- [Your objective]: Could you output each line of the data that follows exactly?

(Stored dataset items)

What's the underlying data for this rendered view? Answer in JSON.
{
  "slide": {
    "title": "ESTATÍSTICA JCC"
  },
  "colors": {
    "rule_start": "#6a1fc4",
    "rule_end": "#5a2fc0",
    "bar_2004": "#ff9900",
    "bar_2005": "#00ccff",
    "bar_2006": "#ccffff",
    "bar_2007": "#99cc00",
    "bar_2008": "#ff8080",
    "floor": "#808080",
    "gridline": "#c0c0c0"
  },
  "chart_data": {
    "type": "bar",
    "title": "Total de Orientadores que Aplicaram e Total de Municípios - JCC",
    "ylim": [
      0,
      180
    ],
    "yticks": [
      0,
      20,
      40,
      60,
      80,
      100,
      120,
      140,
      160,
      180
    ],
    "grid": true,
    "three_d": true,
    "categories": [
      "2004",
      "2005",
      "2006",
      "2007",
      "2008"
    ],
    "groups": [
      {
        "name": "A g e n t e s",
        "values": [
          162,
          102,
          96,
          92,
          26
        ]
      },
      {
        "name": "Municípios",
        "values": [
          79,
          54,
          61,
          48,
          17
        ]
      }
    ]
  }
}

- [Exercise response]:
What's the underlying data for this rendered view? Answer in JSON.
{
  "slide": {
    "title": "ESTATÍSTICA JCC"
  },
  "colors": {
    "rule_start": "#6a1fc4",
    "rule_end": "#5a2fc0",
    "bar_2004": "#ff9900",
    "bar_2005": "#00ccff",
    "bar_2006": "#ccffff",
    "bar_2007": "#99cc00",
    "bar_2008": "#ff8080",
    "floor": "#808080",
    "gridline": "#c0c0c0"
  },
  "chart_data": {
    "type": "bar",
    "title": "Total de Orientadores que Aplicaram e Total de Municípios - JCC",
    "ylim": [
      0,
      180
    ],
    "yticks": [
      0,
      20,
      40,
      60,
      80,
      100,
      120,
      140,
      160,
      180
    ],
    "grid": true,
    "three_d": true,
    "categories": [
      "2004",
      "2005",
      "2006",
      "2007",
      "2008"
    ],
    "groups": [
      {
        "name": "A g e n t e s",
        "values": [
          162,
          102,
          96,
          92,
          26
        ]
      },
      {
        "name": "Municípios",
        "values": [
          79,
          54,
          61,
          48,
          17
        ]
      }
    ]
  }
}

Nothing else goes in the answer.